Aim of the task: Find and copy lines holding "text".

Data rows:
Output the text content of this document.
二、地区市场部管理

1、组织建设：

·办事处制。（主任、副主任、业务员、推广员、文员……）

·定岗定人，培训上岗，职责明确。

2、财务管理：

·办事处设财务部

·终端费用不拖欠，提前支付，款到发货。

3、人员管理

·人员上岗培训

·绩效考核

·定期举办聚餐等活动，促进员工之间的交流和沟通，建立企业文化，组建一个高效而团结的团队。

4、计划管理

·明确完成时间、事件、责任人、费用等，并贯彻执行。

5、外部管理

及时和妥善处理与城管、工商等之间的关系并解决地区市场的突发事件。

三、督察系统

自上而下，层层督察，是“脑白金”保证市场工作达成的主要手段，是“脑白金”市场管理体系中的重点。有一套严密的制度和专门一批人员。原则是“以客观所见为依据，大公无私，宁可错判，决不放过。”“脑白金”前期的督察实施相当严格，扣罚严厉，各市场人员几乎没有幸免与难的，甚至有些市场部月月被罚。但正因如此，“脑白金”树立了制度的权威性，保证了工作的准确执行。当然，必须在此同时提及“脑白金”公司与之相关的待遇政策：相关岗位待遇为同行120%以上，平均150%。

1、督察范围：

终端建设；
* * *
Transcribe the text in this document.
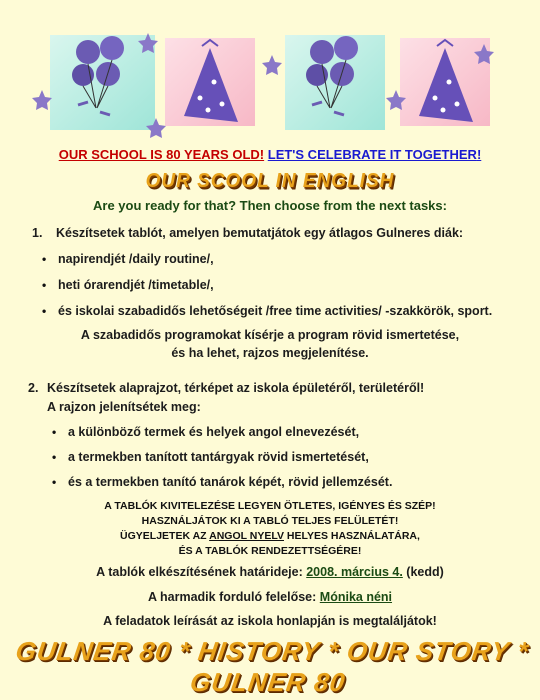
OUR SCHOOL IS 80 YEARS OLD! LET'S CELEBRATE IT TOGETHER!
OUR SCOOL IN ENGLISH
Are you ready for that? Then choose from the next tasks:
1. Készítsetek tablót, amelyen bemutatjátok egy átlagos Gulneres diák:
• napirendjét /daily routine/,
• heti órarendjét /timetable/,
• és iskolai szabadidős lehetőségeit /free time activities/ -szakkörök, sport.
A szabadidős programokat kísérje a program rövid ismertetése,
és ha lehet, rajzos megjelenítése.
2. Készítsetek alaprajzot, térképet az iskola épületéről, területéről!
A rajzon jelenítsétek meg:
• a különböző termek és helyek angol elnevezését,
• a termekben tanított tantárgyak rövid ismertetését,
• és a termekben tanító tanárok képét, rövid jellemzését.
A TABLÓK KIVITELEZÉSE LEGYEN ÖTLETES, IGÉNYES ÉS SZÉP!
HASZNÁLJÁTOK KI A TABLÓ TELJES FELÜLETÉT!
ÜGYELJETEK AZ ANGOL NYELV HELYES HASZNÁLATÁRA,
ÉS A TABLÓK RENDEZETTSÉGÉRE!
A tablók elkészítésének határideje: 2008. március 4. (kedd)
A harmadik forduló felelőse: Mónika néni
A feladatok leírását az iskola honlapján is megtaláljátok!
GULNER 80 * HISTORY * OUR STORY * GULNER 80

Output of the exercise:
Output the text content of this document.
Transcribe the text in this document.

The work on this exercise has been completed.